* Brief: Type out the complete listing below word for word, without its pictures.
— start Source data —
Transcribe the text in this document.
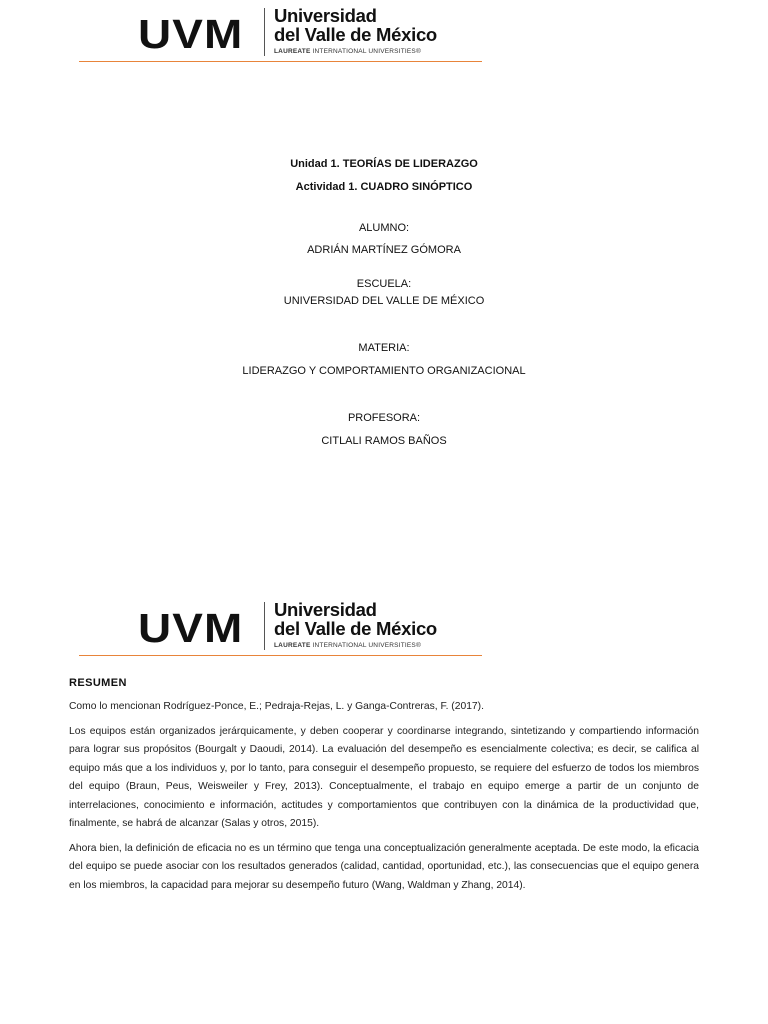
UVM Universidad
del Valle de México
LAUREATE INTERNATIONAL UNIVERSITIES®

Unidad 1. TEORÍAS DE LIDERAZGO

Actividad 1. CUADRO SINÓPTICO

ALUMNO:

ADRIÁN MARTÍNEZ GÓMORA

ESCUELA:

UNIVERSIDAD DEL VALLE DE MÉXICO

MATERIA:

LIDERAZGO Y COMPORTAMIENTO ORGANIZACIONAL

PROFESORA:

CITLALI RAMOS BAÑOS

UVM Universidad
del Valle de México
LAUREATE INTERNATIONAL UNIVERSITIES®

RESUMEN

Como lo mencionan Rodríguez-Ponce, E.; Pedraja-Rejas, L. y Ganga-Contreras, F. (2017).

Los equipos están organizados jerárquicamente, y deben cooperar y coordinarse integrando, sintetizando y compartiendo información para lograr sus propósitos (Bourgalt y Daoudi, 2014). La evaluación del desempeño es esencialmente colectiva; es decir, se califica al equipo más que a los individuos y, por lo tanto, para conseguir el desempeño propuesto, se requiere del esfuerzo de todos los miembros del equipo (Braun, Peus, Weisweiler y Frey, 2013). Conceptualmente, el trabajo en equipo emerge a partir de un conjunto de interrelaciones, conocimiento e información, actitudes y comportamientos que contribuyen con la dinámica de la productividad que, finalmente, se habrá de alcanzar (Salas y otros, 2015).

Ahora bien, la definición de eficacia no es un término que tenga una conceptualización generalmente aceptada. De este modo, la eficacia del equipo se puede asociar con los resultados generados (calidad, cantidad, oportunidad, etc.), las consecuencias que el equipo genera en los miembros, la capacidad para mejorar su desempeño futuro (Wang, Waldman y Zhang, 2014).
— end Source data —
* Complete answer:
Transcribe the text in this document.
UVM Universidad
del Valle de México
LAUREATE INTERNATIONAL UNIVERSITIES®

Unidad 1. TEORÍAS DE LIDERAZGO

Actividad 1. CUADRO SINÓPTICO

ALUMNO:

ADRIÁN MARTÍNEZ GÓMORA

ESCUELA:

UNIVERSIDAD DEL VALLE DE MÉXICO

MATERIA:

LIDERAZGO Y COMPORTAMIENTO ORGANIZACIONAL

PROFESORA:

CITLALI RAMOS BAÑOS

UVM Universidad
del Valle de México
LAUREATE INTERNATIONAL UNIVERSITIES®

RESUMEN

Como lo mencionan Rodríguez-Ponce, E.; Pedraja-Rejas, L. y Ganga-Contreras, F. (2017).

Los equipos están organizados jerárquicamente, y deben cooperar y coordinarse integrando, sintetizando y compartiendo información para lograr sus propósitos (Bourgalt y Daoudi, 2014). La evaluación del desempeño es esencialmente colectiva; es decir, se califica al equipo más que a los individuos y, por lo tanto, para conseguir el desempeño propuesto, se requiere del esfuerzo de todos los miembros del equipo (Braun, Peus, Weisweiler y Frey, 2013). Conceptualmente, el trabajo en equipo emerge a partir de un conjunto de interrelaciones, conocimiento e información, actitudes y comportamientos que contribuyen con la dinámica de la productividad que, finalmente, se habrá de alcanzar (Salas y otros, 2015).

Ahora bien, la definición de eficacia no es un término que tenga una conceptualización generalmente aceptada. De este modo, la eficacia del equipo se puede asociar con los resultados generados (calidad, cantidad, oportunidad, etc.), las consecuencias que el equipo genera en los miembros, la capacidad para mejorar su desempeño futuro (Wang, Waldman y Zhang, 2014).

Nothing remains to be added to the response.